BEGIN DATASET
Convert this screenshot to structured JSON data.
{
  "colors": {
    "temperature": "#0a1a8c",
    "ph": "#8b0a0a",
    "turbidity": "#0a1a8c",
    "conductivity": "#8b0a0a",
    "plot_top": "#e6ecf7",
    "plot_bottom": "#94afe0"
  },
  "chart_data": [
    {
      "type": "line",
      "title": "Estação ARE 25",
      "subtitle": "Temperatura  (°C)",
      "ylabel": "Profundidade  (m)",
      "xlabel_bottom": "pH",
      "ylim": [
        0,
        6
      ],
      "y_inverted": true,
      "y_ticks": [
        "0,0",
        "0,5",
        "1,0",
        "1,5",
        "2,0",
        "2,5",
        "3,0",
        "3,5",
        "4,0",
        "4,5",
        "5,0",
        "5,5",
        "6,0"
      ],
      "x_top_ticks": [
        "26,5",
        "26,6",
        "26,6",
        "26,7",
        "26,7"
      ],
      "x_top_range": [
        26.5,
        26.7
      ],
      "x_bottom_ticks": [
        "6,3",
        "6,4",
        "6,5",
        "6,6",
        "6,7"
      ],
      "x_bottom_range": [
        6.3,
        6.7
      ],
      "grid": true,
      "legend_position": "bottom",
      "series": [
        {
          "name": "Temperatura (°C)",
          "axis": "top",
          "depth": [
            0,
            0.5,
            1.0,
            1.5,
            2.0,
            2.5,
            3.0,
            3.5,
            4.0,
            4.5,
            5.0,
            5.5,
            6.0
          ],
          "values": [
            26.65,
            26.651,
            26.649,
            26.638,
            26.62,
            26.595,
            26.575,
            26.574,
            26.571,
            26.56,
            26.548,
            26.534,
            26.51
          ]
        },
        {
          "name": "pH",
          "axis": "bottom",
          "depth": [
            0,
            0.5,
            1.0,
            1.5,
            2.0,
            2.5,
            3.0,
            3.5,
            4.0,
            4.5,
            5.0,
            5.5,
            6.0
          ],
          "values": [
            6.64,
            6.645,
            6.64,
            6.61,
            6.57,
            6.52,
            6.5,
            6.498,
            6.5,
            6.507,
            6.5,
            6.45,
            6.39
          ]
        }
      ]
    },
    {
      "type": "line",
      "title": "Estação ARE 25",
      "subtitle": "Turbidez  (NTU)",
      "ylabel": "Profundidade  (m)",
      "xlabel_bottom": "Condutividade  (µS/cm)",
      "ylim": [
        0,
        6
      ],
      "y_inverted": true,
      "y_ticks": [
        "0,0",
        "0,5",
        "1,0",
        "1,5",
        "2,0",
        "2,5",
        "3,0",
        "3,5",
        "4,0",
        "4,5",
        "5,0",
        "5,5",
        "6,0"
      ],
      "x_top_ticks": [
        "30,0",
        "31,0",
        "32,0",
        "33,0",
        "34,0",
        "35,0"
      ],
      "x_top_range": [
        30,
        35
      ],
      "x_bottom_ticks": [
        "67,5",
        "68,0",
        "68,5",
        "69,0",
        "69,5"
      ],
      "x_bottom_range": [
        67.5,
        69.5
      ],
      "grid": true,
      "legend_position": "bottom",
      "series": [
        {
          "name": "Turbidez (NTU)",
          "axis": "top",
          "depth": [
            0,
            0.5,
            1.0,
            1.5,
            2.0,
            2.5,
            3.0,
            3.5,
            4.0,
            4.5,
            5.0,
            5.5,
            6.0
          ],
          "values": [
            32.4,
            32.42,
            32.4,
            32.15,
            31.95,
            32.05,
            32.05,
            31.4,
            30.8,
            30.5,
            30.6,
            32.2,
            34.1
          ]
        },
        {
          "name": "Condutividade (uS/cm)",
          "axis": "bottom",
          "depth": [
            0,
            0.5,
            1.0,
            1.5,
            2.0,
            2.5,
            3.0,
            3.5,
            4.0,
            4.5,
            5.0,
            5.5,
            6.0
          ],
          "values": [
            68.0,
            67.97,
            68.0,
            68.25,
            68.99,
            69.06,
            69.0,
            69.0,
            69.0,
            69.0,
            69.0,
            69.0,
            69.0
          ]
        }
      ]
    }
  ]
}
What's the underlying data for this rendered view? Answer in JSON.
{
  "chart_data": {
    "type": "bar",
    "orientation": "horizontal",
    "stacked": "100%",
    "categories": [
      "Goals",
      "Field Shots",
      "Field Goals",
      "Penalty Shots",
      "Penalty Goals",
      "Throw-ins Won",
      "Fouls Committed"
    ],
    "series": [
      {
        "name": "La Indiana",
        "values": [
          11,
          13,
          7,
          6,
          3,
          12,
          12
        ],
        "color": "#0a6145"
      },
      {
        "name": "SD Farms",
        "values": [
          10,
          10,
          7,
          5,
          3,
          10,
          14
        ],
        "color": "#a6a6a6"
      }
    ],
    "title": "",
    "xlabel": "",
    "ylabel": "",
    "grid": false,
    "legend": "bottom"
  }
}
END DATASET
Look through the listing and extract every line with "Temperatura" in it.

### RESPONSE TO THE EXERCISE
      "subtitle": "Temperatura  (°C)",
          "name": "Temperatura (°C)",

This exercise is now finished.